> PAGE EXCERPT
** Start **

MEMORANDUM OF DECISION
The claimant Gayle R. Cimino, acting pro se, was denied unemployment compensation benefits by the defendant Administrator, Unemployment Compensation Commission. The claimant appealed the decision to Referee who conducted a hearing and affirmed the decision of the Administrator. The claimant then appealed to the Board of Review who affirmed the decision of the Referee. Thereafter, the claimant appealed to this court.
The board found that the claimant voluntarily terminated her employment and was therefore ineligible for benefits. This termination of employment must be viewed through the lens of the statutory mandate which is underscored by our Supreme Court's holding. The legislature has mandated that the provisions of the unemployment compensation laws “shall be construed, interpreted and administered in such manner as to presume coverage, eligibility and nondisqualification in doubtful cases.” General Statutes § 31-274(c). Indeed this legislative mandate was underscored by the Supreme Court of Connecticut when the court held that in making unemployment compensation determinations, the court takes as its “starting point the fact that the act is remedial and, consequently, should be liberally construed in favor of the beneficiaries.” Mattatuck Museum-Mattatuck Historical Society v. Administrator, 238 Conn. 273, 278 (1996).
With respect to terminating one's employment because of working conditions, those conditions must have “had a significantly adverse effect upon the individual ․ and ․ the individual expressed [her] dissatisfaction regarding the working condition to [her] employer and unsuccessfully sought a remedy through those means reasonably available to her before leaving her employment ․” (emphasis supplied) Regulations § 31-236-22 (1997).

** End **

> EXERCISE TASKS
#1 In the memorandum of decision, why should the unemployment compensation act be liberally construed in favor of the beneficiaries?
#2 Which statute does the memorandum of decision cite for the rule that doubtful cases should be handled so as to presume coverage, eligibility and nondisqualification?
#3 In the order the memorandum of decision gives, list every body or official that decided the claimant's case or heard her appeal.

> EXTRACTED MATERIAL
** Start **

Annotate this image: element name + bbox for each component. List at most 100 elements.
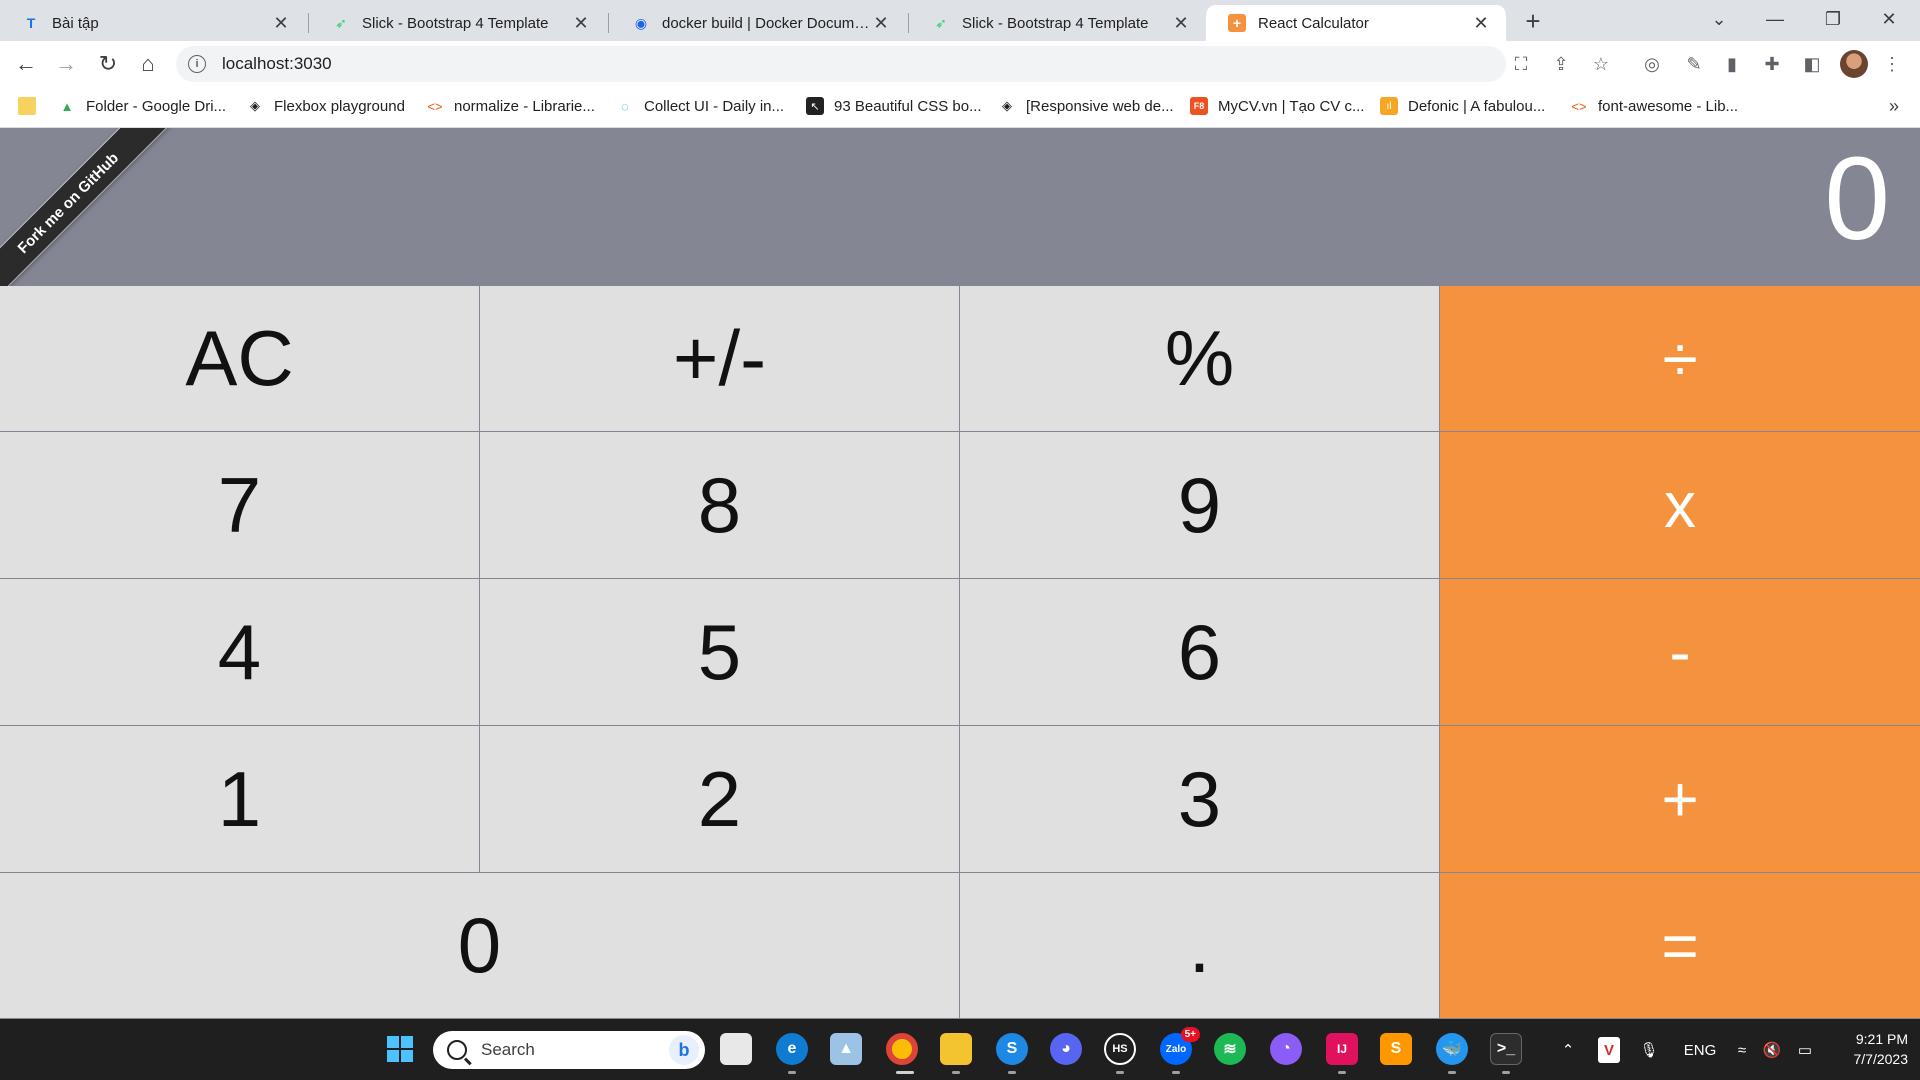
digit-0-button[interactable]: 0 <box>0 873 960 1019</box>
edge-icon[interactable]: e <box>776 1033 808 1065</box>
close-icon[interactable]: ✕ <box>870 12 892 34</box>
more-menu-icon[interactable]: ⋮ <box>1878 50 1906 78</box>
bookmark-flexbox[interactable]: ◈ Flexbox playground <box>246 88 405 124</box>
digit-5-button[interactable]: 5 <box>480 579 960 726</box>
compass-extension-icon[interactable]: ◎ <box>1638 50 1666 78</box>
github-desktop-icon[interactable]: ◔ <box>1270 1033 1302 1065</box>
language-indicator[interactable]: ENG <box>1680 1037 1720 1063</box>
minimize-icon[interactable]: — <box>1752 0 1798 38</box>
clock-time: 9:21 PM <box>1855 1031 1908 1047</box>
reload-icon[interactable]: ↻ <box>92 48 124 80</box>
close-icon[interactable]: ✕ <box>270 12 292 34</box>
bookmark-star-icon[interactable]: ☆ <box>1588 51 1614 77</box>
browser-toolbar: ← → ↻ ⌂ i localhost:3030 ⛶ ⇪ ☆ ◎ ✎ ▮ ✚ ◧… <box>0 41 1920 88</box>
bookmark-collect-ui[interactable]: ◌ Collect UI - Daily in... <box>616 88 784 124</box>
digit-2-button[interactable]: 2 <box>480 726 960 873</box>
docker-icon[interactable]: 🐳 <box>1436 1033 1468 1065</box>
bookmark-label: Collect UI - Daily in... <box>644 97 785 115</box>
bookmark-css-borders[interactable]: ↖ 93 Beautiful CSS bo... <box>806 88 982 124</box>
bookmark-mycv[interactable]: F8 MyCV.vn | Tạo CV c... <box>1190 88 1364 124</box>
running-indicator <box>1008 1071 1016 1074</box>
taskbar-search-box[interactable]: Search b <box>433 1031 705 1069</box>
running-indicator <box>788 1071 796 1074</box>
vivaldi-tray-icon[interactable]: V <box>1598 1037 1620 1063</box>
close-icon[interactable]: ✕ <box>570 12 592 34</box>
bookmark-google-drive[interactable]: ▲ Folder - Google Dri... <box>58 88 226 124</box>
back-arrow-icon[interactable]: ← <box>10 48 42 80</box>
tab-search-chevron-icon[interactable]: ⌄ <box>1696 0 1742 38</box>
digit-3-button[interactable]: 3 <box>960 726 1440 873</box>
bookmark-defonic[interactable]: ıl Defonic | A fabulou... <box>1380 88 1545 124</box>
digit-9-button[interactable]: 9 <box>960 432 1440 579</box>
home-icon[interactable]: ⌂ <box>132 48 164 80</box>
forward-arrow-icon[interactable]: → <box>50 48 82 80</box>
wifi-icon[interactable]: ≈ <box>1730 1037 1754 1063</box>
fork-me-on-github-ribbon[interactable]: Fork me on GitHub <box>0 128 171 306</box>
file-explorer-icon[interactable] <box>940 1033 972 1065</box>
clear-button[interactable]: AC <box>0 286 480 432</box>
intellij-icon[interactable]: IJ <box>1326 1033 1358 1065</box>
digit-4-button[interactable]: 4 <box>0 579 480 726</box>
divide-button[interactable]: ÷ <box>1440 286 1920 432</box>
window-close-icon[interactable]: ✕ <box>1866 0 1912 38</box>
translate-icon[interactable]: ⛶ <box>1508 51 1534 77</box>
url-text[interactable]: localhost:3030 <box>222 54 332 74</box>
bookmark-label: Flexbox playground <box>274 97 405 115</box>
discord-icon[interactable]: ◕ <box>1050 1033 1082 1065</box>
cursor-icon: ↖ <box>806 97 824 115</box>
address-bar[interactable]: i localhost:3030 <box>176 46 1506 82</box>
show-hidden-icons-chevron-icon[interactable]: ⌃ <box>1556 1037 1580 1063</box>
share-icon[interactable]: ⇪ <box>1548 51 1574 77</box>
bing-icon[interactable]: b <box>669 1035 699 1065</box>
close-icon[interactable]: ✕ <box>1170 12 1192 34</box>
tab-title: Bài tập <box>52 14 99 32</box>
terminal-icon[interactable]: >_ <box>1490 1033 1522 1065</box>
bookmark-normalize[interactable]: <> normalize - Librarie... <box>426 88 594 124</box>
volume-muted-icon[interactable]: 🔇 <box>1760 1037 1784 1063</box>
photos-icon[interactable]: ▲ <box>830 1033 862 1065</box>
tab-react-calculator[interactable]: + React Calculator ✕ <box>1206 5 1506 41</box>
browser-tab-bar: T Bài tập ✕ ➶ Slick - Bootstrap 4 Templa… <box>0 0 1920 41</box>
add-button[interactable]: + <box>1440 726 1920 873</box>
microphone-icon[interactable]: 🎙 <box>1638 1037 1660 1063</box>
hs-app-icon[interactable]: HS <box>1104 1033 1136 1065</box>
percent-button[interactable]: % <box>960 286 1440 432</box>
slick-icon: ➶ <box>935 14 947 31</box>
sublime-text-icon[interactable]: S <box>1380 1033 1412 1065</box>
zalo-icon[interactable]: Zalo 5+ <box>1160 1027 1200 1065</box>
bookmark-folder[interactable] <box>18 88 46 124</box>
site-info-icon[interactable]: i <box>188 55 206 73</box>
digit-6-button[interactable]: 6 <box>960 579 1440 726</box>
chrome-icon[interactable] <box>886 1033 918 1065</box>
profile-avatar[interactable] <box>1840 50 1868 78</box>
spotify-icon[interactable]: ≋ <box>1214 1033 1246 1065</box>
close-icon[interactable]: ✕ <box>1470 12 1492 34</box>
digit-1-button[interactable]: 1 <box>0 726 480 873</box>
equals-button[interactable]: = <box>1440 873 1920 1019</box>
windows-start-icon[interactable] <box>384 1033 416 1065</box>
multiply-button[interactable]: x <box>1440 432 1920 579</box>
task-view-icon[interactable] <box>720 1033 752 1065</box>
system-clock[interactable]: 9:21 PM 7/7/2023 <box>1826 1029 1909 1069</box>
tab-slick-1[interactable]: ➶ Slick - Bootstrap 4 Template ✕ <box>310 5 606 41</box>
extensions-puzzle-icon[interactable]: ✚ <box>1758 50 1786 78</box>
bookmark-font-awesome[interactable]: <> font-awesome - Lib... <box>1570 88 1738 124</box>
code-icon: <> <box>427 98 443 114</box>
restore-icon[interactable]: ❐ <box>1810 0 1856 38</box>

** End **

> TASK-BY-TASK OUTPUTS
#1 The Supreme Court of Connecticut held that the act is remedial, so it should be liberally construed in favor of the beneficiaries. The court described this as its starting point in Mattatuck Museum-Mattatuck Historical Society v. Administrator.

#2 General Statutes § 31-274(c).

#3
1. The Administrator, Unemployment Compensation Commission
2. The Referee
3. The Board of Review
4. This court